— SUPPLIED TEXT —
****************************************
Directed by Brad Furman

So… Bryan Cranston is going back to the well, huh?  You can hardly blame him though!  Breaking Bad is one of the most influential and critically praised shows to ever come out, so if anyone deserves to be in a movie about drugs and violence, then it’s the guy who made that shit work for five seasons!  Does Bryan Cranston come out on top once again with a movie tailor made for his particular set of skills, or will this just be an actor trying to relive their glory days before sinking back into obscurity and finding a niche in shitty comedies (*cough* Why Him? *cough*)?  Let’s find out!!
****************************************
— DATASET SECTION —
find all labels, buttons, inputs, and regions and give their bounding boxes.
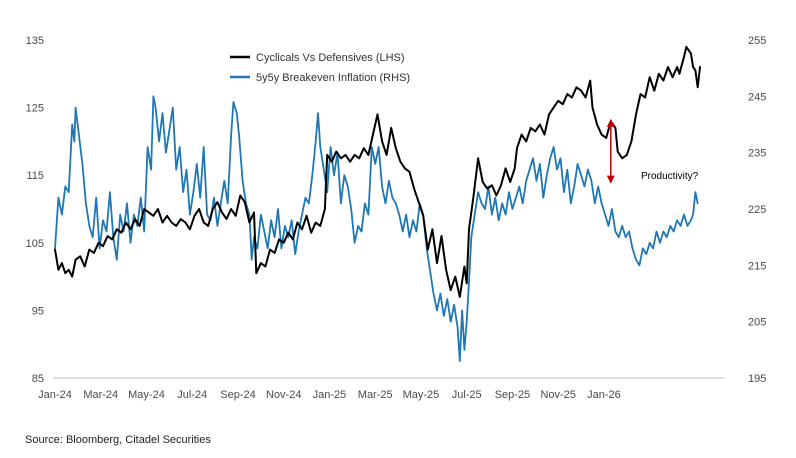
****************************************
— THINGS TO DO —
A. Who directed the film covered in the Bryan Cranston movie review?
B. Please carry the Bryan Cranston movie review forward from the point where it stops.

— RESULTS —
A. Brad Furman

B.
The movie which is BASED ON A TRUE STORY (ugh…) follows Robert Mazur (Bryan Cranston) who is a Federal Agent working for US Customs and primary does undercover work to bust drug dealers.  Apparently petty drug dealers work with a lot of fifty year old dudes who look like Target managers, but I guess that just makes Robert that much more of an unassuming figure.  Anyway, his colleague Emir Abreu (John Leguizamo) gives him a tip that some big players in the Columbian Cartel (at the time being led by Pablo Escobar as this movie takes place in the eighties) will be in town and are in the market for a money launderer (at least I think that’s what the tip is about) and so he starts posing as an accountant who’s more than willing to handle the Cartel’s money; hoping to bust them for the drugs and the bankers at The Bank of Credit and Commerce International who are willingly doing this for them.  Of course with any undercover work, there’s always the danger of getting himself and his fellow agents caught, especially Kathy Ertz (Diane Kruger) who is playing his pretend fiancée who’s only part of this mission because Robert fucked up at one of the meetings with the drug lords; not to mention that with any undercover work there’s always a chance of getting in too deep.  Can Robert bust these guys before getting a bullet in the back of the head or worse?  Will his real life crumble to pieces as he gets more and more engrossed in his work?  WILL HE BE THE ONE WHO KNOCKS!?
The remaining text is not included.